● **WHAT IS BEING ASKED**: Tally the lines that contain the string "Category" and give the number by itself.
+ + + + + + +
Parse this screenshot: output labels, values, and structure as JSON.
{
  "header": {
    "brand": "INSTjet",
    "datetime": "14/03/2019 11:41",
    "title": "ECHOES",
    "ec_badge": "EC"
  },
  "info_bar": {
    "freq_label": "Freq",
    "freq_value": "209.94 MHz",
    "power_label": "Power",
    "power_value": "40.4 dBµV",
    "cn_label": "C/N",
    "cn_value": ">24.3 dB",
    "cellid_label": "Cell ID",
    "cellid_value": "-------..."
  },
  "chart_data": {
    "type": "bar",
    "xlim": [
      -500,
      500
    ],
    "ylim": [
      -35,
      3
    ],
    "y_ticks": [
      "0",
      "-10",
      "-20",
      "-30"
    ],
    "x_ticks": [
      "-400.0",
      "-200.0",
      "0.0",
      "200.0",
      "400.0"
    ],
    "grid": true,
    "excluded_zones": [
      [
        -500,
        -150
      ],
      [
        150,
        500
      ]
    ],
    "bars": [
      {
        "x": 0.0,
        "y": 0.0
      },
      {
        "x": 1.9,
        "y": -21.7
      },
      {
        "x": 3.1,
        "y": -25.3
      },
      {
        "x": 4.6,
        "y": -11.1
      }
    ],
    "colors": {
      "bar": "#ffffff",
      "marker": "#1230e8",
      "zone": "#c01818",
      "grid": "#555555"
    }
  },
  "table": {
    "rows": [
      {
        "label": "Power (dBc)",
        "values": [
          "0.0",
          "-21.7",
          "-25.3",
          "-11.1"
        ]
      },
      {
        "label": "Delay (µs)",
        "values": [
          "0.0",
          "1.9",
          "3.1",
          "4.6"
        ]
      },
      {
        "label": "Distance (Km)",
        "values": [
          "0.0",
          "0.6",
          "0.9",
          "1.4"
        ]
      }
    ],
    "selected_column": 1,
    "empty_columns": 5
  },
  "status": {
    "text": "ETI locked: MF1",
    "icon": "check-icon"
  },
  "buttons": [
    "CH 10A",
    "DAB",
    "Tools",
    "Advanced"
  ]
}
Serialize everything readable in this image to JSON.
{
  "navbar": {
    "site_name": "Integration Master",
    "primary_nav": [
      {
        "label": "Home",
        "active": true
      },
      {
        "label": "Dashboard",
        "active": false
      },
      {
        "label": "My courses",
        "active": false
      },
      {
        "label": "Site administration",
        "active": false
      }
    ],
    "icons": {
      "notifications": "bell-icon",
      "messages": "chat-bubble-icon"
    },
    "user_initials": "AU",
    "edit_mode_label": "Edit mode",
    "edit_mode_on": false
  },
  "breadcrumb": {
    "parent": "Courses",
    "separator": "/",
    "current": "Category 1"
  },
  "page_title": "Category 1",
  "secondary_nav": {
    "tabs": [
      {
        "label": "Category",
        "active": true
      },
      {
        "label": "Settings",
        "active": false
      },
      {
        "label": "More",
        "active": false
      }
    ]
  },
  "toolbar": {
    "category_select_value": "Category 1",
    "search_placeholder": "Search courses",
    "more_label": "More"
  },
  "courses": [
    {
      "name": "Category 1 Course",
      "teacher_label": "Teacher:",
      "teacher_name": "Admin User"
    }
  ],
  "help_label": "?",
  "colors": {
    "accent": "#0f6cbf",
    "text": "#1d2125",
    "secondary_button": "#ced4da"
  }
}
+ + + + + + +
● **SOLUTION TO THE EXERCISE**: 5